Answer with a single number: the count of lines that hold "JSON".

─── Task data

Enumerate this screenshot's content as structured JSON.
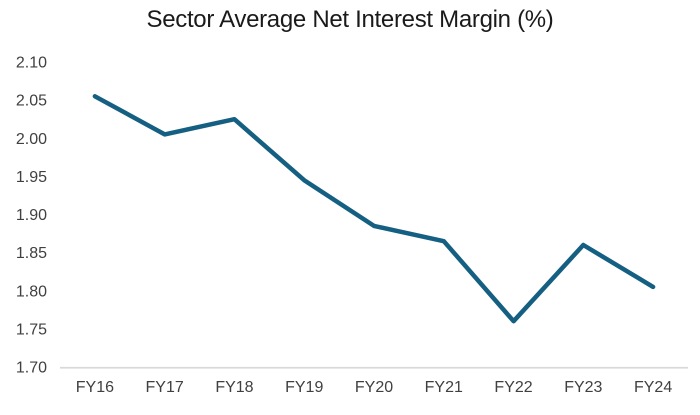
{
  "chart_data": {
    "type": "line",
    "title": "Sector Average Net Interest Margin (%)",
    "categories": [
      "FY16",
      "FY17",
      "FY18",
      "FY19",
      "FY20",
      "FY21",
      "FY22",
      "FY23",
      "FY24"
    ],
    "values": [
      2.055,
      2.005,
      2.025,
      1.945,
      1.885,
      1.865,
      1.76,
      1.86,
      1.805
    ],
    "xlabel": "",
    "ylabel": "",
    "ylim": [
      1.7,
      2.1
    ],
    "y_tick_step": 0.05,
    "y_ticks": [
      "2.10",
      "2.05",
      "2.00",
      "1.95",
      "1.90",
      "1.85",
      "1.80",
      "1.75",
      "1.70"
    ],
    "grid": false,
    "legend": "none",
    "colors": {
      "line": "#156082",
      "axis_line": "#d9d9d9",
      "tick_labels": "#404040",
      "title": "#1a1a1a",
      "background": "#ffffff"
    }
  }
}
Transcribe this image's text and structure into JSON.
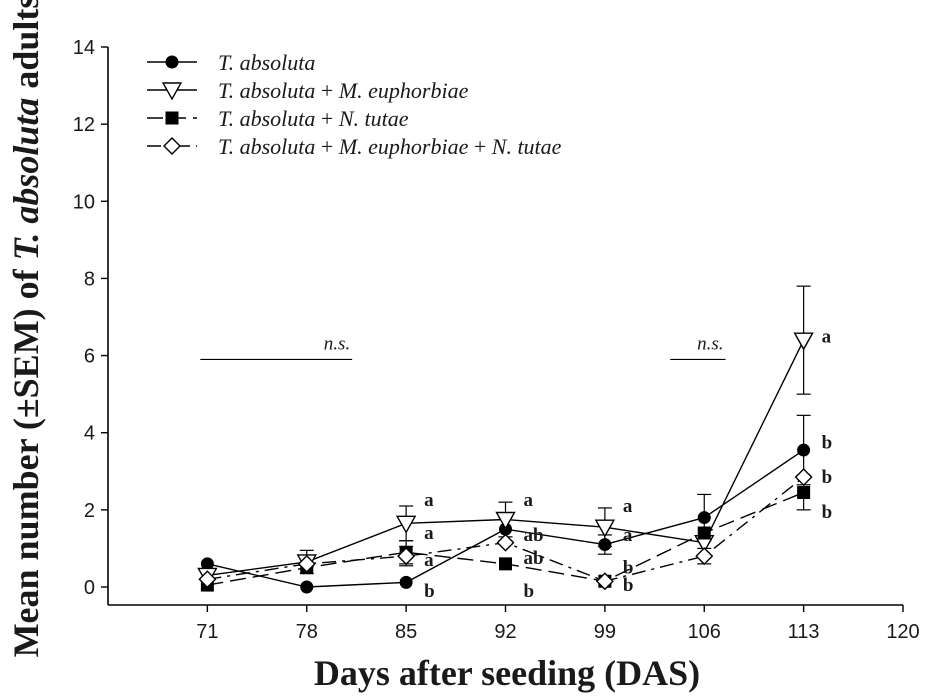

──────

Solution for this task — 2